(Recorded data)
=-=-=-=-=
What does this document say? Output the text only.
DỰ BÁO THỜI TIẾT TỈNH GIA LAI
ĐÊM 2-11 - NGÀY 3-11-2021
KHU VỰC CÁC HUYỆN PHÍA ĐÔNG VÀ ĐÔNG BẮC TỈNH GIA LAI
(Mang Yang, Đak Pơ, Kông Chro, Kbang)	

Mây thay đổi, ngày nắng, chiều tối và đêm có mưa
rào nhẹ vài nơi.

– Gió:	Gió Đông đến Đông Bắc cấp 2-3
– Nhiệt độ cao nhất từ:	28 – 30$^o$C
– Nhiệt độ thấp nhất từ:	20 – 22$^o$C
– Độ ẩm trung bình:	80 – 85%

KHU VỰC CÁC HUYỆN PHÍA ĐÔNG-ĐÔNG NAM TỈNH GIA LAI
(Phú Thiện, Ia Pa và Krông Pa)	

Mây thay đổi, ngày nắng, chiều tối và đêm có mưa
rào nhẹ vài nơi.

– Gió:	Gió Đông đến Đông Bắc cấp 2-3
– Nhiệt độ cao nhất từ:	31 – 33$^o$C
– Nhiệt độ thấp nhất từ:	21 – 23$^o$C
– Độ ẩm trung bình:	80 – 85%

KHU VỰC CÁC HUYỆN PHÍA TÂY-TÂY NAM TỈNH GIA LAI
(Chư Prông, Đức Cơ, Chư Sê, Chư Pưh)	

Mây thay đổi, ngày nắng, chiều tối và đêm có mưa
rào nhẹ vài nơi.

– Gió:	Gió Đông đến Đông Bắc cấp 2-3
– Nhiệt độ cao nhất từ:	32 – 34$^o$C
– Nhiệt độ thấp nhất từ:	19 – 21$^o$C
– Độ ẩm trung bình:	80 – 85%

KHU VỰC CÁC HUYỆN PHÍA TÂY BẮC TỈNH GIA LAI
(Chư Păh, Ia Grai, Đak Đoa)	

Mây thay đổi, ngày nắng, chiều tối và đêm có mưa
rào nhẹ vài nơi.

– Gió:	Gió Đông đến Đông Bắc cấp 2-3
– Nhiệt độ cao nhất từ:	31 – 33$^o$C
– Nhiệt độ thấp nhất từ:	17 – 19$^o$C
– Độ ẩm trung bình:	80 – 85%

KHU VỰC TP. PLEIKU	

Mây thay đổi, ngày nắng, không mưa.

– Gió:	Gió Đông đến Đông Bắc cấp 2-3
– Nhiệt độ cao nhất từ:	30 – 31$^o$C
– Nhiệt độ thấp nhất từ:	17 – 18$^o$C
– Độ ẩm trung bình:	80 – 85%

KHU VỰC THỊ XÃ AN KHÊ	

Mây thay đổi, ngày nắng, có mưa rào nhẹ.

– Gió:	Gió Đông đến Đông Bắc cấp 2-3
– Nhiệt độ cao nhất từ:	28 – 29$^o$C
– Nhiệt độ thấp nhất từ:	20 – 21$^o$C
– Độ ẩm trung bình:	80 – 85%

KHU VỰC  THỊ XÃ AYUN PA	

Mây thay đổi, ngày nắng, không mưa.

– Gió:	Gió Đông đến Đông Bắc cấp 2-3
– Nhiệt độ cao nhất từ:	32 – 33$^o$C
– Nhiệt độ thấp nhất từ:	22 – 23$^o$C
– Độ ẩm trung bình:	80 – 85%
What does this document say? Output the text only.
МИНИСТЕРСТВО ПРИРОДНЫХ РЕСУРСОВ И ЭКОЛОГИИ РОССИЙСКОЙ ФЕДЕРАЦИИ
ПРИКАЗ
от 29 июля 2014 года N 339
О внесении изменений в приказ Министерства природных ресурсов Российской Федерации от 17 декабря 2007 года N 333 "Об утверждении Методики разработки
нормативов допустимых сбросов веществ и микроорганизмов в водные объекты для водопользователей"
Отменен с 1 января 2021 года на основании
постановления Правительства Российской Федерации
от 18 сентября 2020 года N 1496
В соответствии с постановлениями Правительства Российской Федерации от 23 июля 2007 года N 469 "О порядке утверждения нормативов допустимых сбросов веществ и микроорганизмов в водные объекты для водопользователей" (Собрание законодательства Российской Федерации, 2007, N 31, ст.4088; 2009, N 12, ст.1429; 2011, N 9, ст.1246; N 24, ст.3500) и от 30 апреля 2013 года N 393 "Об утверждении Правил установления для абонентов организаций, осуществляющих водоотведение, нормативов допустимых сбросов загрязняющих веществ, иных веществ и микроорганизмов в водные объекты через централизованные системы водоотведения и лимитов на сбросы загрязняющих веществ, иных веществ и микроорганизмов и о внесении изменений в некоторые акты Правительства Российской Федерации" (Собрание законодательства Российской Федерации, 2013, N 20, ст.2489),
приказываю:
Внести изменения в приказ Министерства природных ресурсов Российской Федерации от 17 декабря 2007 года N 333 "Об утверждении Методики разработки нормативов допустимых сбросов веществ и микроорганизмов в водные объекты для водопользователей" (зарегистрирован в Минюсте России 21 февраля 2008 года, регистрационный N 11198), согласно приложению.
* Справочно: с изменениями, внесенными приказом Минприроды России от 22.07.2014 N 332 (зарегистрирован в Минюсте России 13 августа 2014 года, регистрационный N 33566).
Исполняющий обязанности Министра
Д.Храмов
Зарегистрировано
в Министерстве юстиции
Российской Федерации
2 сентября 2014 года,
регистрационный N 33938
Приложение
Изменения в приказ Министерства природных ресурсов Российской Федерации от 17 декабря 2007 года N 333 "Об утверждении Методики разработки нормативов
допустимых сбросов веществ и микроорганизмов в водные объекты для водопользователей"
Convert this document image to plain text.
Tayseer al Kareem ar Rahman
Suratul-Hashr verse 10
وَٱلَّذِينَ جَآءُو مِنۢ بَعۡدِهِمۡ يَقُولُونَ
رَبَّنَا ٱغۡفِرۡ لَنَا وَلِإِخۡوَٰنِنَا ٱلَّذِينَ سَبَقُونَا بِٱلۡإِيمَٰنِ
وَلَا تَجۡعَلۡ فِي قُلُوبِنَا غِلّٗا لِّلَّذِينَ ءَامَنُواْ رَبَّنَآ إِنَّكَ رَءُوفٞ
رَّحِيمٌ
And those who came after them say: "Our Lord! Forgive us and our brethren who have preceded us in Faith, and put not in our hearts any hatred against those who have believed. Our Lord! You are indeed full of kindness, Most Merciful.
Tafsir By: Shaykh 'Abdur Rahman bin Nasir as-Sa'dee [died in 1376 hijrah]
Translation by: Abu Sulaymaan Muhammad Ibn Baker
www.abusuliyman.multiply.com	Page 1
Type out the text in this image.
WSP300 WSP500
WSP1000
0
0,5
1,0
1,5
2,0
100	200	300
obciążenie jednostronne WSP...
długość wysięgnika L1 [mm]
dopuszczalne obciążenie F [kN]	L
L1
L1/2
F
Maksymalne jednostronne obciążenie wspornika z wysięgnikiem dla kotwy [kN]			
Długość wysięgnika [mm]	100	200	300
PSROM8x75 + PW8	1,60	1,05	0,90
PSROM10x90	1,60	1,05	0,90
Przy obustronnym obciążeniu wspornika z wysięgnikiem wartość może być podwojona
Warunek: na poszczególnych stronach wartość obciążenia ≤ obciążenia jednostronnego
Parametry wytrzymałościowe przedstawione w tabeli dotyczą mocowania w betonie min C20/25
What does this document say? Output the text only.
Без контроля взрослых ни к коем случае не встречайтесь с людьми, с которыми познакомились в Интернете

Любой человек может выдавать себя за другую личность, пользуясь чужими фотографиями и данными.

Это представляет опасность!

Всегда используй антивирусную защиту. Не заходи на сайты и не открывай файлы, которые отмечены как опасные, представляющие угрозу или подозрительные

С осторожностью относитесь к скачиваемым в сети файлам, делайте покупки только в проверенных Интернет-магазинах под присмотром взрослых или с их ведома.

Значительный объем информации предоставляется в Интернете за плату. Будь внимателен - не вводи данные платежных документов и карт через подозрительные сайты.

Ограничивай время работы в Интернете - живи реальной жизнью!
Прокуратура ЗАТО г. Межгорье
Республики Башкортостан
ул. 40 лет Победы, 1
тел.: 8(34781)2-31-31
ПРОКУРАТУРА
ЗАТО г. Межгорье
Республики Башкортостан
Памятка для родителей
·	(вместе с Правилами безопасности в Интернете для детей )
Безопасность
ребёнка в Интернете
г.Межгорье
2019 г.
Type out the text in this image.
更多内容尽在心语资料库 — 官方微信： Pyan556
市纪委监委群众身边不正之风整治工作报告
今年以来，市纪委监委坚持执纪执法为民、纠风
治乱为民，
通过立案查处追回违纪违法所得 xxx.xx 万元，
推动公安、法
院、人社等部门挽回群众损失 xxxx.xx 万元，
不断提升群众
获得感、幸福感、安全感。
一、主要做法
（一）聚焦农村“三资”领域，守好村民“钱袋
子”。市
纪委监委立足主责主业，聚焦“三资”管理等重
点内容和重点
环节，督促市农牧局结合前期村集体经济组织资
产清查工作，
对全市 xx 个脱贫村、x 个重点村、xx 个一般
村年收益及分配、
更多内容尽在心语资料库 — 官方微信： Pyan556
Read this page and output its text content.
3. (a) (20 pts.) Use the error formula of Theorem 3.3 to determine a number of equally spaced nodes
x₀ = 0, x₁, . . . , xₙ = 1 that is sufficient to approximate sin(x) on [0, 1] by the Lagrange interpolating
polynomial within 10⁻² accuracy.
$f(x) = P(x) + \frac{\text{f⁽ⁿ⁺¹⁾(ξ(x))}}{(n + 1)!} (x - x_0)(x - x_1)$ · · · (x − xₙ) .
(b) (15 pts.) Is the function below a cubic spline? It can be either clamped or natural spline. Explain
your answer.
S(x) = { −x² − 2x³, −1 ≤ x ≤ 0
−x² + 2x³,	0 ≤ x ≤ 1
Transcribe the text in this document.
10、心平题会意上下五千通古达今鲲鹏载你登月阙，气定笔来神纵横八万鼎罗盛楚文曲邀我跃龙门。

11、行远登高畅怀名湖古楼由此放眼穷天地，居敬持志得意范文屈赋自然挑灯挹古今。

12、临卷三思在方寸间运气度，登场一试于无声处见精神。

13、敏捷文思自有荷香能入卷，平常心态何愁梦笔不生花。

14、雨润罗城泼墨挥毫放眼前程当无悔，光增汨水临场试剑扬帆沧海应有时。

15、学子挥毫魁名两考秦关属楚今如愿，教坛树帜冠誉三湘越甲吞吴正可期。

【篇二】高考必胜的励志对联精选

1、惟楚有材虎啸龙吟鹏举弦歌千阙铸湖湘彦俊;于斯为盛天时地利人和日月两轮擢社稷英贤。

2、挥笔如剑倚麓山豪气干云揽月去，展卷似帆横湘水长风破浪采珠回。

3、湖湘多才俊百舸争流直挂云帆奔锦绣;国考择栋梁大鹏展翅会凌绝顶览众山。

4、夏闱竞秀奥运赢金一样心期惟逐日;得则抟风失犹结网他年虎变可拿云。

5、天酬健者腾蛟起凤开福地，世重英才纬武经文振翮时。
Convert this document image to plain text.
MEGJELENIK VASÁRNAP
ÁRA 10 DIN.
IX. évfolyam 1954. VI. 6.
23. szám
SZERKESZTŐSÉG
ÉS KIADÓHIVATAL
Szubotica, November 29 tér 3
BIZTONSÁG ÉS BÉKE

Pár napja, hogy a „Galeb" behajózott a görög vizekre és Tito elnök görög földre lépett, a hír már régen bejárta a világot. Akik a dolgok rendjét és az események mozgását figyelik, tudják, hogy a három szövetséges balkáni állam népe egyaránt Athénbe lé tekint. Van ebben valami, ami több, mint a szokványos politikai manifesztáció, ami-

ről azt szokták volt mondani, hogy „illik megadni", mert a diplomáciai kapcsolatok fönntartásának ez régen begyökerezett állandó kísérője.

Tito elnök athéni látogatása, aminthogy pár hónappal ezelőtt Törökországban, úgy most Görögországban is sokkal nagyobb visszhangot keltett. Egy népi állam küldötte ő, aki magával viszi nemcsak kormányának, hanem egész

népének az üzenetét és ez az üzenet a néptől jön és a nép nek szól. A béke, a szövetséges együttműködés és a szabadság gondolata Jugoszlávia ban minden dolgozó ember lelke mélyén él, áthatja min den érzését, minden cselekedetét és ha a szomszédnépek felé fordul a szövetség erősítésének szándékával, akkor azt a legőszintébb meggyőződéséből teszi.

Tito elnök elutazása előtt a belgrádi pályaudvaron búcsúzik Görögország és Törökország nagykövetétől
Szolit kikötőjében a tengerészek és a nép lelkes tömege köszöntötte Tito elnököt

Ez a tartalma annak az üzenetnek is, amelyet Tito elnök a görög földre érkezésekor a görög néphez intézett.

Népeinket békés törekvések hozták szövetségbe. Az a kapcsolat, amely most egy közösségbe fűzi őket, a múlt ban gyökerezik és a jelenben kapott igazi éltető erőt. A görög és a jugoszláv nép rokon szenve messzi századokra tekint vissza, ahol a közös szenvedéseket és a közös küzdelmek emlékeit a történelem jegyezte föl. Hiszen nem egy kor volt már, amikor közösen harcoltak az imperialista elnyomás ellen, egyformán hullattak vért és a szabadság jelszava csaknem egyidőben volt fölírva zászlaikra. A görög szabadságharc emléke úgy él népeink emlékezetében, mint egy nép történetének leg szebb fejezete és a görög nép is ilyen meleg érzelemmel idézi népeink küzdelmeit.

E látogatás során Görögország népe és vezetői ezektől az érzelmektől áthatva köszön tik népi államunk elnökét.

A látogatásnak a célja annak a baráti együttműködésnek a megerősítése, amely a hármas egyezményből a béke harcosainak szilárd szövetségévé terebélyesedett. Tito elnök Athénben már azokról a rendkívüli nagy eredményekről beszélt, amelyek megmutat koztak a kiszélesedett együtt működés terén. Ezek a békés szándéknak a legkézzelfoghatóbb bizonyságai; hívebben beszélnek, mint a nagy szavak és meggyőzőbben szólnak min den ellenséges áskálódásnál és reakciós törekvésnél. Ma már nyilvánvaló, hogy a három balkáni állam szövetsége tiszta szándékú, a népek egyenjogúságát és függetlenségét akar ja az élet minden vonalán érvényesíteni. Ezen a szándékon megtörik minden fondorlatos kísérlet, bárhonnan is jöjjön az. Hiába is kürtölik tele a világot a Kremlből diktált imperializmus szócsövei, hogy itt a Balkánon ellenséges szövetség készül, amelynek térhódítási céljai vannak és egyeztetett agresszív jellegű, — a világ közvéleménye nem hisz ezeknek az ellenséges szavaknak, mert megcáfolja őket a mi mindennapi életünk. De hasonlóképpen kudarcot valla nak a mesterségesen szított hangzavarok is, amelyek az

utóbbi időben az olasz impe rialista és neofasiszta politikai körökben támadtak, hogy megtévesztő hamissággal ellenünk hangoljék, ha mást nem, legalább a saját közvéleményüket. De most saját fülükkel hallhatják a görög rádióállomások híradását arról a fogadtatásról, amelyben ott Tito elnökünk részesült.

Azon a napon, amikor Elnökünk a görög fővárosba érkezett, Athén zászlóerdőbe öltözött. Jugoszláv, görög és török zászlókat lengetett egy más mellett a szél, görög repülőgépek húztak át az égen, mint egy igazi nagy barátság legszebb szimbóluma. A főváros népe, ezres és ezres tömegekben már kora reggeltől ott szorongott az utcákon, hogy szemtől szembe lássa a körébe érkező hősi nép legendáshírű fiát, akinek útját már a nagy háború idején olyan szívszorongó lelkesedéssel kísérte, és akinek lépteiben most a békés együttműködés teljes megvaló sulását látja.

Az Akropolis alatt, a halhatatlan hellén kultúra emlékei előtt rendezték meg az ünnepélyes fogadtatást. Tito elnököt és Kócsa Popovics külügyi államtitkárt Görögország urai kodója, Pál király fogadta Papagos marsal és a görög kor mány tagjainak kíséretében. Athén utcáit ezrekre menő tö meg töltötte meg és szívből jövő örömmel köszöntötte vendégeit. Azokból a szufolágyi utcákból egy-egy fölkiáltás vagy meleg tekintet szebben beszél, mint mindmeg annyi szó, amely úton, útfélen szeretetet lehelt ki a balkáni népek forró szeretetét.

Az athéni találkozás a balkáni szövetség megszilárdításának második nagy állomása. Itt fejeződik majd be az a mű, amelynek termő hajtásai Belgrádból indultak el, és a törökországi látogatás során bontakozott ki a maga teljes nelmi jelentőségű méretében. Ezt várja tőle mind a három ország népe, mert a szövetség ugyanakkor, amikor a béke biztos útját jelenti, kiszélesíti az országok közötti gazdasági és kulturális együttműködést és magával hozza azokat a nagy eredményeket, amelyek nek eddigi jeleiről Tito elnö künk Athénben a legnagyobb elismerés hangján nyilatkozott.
=-=-=-=-=
■ Written request
Count every line above that holds the string "TỈNH" and give the total, nothing more.

■ Finished answer
5